# [Exercise prompt]
Give only the number of lines that hold the word "Consumer".

((

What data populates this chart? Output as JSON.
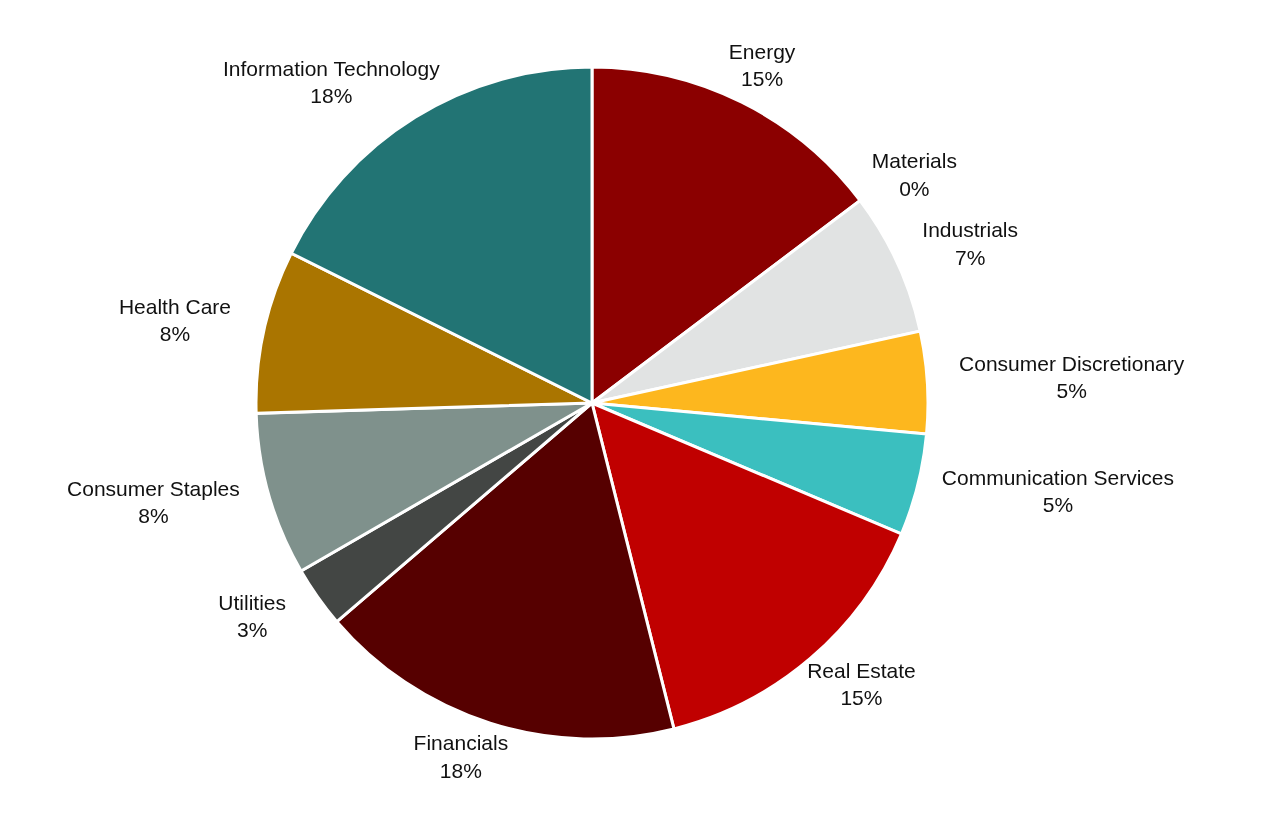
{
  "chart_data": {
    "type": "pie",
    "categories": [
      "Energy",
      "Materials",
      "Industrials",
      "Consumer Discretionary",
      "Communication Services",
      "Real Estate",
      "Financials",
      "Utilities",
      "Consumer Staples",
      "Health Care",
      "Information Technology"
    ],
    "values": [
      15,
      0,
      7,
      5,
      5,
      15,
      18,
      3,
      8,
      8,
      18
    ],
    "colors": [
      "#8b0000",
      "#c9cbcb",
      "#e1e3e3",
      "#fdb71e",
      "#3bbfbf",
      "#c00000",
      "#560000",
      "#434644",
      "#7f918c",
      "#aa7500",
      "#227474"
    ],
    "value_labels": [
      "15%",
      "0%",
      "7%",
      "5%",
      "5%",
      "15%",
      "18%",
      "3%",
      "8%",
      "8%",
      "18%"
    ]
  }
}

))

# [Task answer]
2